* **WRITTEN TASK**
Gather up all lines that carry the word "Output".

* START *

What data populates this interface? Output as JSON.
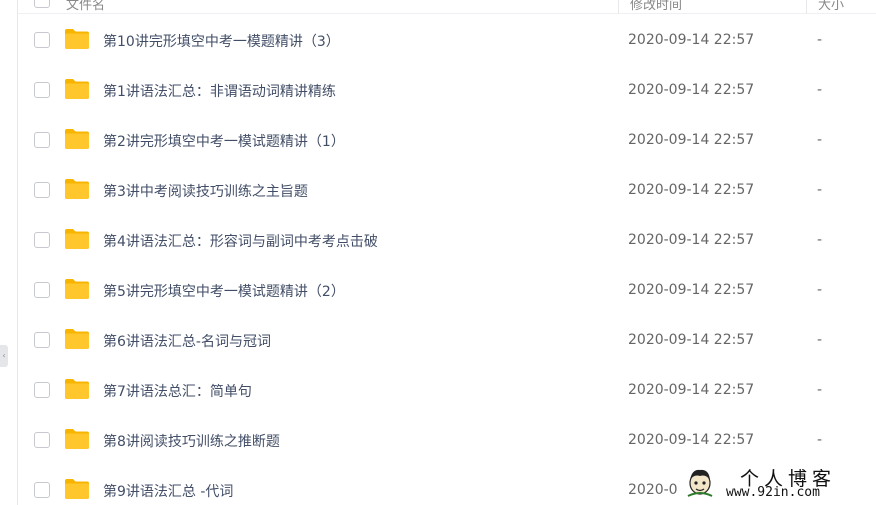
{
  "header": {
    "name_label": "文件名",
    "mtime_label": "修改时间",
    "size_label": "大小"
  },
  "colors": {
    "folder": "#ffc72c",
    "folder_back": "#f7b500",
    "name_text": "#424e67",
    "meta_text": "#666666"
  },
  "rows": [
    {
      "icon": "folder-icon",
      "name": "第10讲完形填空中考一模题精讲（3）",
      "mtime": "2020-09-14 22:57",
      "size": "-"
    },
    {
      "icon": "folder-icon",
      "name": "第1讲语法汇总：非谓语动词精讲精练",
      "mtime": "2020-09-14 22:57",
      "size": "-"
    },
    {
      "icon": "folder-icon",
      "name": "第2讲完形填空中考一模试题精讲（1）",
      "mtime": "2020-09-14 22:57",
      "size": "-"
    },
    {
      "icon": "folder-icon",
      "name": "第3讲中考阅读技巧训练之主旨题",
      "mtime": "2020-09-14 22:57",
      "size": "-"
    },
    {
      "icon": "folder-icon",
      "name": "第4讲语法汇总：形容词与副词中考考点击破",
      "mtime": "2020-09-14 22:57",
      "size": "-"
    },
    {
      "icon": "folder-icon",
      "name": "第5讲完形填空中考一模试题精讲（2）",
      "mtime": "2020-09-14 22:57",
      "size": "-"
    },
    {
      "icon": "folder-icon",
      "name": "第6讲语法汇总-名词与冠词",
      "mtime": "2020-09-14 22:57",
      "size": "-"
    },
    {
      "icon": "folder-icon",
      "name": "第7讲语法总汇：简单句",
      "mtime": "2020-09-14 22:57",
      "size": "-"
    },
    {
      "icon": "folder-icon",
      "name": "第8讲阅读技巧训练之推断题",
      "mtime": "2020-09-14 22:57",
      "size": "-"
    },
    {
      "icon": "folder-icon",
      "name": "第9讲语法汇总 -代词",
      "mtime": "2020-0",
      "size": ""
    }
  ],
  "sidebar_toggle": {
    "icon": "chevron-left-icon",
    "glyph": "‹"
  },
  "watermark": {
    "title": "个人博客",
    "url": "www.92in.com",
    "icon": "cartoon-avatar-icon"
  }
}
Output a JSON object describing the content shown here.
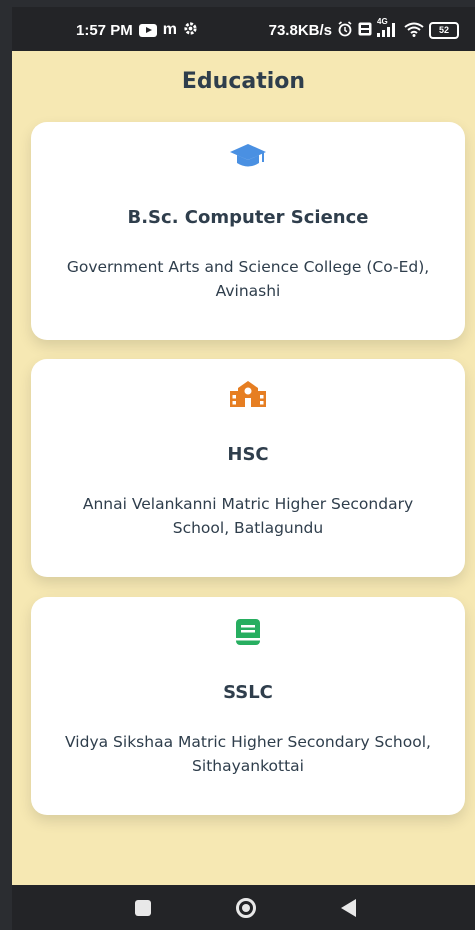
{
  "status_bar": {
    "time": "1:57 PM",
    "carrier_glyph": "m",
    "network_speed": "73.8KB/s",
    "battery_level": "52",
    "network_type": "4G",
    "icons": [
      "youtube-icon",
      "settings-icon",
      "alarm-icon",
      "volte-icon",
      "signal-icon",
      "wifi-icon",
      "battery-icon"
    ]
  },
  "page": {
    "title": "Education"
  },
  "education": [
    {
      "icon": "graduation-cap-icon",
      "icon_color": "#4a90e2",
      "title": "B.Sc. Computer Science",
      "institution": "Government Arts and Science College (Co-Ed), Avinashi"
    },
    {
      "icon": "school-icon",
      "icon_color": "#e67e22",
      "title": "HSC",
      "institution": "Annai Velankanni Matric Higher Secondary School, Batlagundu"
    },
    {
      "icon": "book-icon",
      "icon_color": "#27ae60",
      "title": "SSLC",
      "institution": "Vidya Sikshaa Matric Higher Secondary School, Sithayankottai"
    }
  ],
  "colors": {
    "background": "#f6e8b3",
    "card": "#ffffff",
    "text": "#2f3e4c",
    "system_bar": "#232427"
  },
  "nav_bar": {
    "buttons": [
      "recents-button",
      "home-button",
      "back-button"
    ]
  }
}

* END *

* **FINAL RESULT**
What data populates this interface? Output as JSON.
Output a JSON object describing the content shown here.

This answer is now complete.